-------- Source

Comment by archaeopteryx on September 4, 2012 at 11:42pm

At the risk of beating a dead horse - which isn't nearly as much fun as it's cracked up to be - let's look at one more indicator that the biblical flood never happened.

In 1994, Peter A. Clayton wrote a book with a rather lengthy title: Chronicle of the Pharaohs, The Reign-by-Reign Record of the Rulers and Dynasties of Ancient Egypt (London. Thames & Hudson. 1994).

In his book, Clayton demonstrated that the Egyptian Pharaonic Civilization predated the biblical flood. Clayton gave the following dates for Egyptian Dynasties and their Pharaohs as ranging from 3150 for the beginning of the first of seven dynasties and 2181 BCE for the last of the seventh.

Now Noah's flood occurred in either 2958 BCE, as calculated by the Roman Catholic scholar, Euseibus, or 2348 BCE, as calculated by Archbishop Ussher and Sir John Lightfoot. We must bear in mind that the comedy team of Ussher and Lightfoot had access to the Gregorian calendar we use today, while Euseibus, who lived in the third century BCE, had only the less accurate Julian calendar with which to work, which inclines one to lean more toward acceptance of Ussher's and Lightfoot's date, than Euseibus'. Unless, of course, one sees the irony of attempting to establish an exact date for the occurrence of a fictitious event, as being much like trying to deduce the age of Superman by accurately determining in exactly what year he was born - and failing to see the irrelevance.

Clayton informs us that archaeologists have unearthed the tombs of the above Pharaohs for the associated Dynasties and excavations showed no flood layer of silt above their tombs, deposited by Noah's alleged Universal Flood. Nor do the records or annals of Egypt, and those guys were anal about annals, make any mention of a universal, world-encompassing flood.

Clayton's conclusion was that if there had been a universal, globe-encompassing flood in the third millennium BCE, there is no evidence of it in Egypt, just a drone's flight away from the Mesopotamian region where Noah's flood reputedly began - as the crow flies, or as the water flows, Baghdad and Cairo are roughly 800 miles apart. In Clayton's own words:

"The absence of the mention of such a flood in Egyptian records and annals, from the same general Middle-Eastern area where can be found 'the mountains of Ararat,' combined with the archaeological evidence from the Pharaohs' tombs, created before the 2958/2348 BCE flood occurred, reveal that the tale of Noah's flood is a myth."

----------------
-------- Dataset records

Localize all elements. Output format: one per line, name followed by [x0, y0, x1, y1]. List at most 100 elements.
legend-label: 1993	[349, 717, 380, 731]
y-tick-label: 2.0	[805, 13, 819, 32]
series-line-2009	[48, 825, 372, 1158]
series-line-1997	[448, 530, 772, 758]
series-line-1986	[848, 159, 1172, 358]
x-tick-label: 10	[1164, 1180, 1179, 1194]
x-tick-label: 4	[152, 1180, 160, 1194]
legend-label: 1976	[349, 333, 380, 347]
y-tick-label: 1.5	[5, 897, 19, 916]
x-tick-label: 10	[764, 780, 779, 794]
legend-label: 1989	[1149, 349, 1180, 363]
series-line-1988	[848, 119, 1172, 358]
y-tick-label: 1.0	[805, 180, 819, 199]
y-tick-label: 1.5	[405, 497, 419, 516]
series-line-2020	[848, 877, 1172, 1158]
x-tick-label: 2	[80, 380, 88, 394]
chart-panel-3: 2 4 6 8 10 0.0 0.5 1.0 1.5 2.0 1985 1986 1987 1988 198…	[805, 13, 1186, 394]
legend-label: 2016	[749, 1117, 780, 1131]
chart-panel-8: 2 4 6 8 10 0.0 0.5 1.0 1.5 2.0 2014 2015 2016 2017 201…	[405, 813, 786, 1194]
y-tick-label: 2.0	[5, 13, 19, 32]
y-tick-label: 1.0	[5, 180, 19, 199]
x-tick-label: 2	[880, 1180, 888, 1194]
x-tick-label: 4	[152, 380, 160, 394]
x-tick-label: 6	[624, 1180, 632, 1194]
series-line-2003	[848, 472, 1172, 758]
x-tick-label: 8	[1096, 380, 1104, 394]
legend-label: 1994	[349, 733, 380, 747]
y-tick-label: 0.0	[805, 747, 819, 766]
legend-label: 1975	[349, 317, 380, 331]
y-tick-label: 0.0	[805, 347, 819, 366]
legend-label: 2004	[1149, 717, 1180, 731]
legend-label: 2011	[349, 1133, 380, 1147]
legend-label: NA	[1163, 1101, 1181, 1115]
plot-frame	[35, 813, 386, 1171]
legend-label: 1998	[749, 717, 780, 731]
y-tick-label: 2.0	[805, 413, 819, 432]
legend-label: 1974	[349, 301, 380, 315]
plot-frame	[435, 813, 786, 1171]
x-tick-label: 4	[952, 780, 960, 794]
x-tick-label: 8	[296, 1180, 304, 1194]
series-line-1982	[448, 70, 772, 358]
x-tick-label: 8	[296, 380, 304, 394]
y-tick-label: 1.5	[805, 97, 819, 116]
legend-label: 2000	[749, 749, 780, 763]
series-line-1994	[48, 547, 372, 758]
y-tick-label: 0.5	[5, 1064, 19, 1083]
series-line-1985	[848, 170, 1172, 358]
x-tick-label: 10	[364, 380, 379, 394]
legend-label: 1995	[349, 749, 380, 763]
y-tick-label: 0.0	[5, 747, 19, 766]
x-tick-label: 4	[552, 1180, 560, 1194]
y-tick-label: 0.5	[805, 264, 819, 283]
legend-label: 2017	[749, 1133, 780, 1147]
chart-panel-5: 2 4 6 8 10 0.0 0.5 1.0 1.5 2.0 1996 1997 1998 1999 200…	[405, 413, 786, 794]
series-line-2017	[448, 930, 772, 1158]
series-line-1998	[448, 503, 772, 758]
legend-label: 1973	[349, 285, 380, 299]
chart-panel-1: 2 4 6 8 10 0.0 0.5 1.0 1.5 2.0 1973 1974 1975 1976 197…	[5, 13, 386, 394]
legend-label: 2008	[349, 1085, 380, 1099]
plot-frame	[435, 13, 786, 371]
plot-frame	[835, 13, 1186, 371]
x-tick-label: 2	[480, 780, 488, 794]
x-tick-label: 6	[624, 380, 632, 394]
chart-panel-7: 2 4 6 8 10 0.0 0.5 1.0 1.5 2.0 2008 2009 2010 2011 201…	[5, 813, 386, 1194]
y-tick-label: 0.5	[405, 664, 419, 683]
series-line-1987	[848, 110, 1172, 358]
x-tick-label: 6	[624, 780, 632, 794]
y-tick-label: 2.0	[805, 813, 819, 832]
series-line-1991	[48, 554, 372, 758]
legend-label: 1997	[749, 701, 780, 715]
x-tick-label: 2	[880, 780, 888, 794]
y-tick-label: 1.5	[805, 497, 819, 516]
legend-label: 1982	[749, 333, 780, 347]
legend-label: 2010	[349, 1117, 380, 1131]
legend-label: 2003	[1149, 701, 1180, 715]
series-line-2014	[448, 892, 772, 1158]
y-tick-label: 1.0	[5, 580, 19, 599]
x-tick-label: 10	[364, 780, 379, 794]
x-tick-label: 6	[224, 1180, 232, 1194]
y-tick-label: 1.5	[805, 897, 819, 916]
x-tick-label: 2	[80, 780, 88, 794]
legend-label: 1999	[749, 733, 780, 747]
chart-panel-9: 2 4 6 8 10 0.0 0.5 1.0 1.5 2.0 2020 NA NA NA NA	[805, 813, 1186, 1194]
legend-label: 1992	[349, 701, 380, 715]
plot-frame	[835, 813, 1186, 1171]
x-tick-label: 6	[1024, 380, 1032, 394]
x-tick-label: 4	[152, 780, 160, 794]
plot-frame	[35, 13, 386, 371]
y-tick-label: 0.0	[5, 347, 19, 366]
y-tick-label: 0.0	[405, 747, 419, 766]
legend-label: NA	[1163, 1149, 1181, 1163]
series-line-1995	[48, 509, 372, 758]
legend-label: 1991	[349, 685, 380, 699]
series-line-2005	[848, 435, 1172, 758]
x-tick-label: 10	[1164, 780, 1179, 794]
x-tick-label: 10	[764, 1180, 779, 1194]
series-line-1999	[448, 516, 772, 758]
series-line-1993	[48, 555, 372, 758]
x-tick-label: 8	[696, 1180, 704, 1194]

----------------

Work to complete ::
Using the comment on Noah's flood, answer yes or no to whether each statement agrees with it, and quote the deciding words: (a) Baghdad and Cairo are roughly 800 miles apart; (b) excavations found a flood layer of silt above the Pharaohs' tombs; (c) 2181 BCE is given as the end of the seventh dynasty.

Output of the exercise ::
(a) Yes: "Baghdad and Cairo are roughly 800 miles apart"
(b) No: "excavations showed no flood layer of silt above their tombs"
(c) Yes: "2181 BCE for the last of the seventh"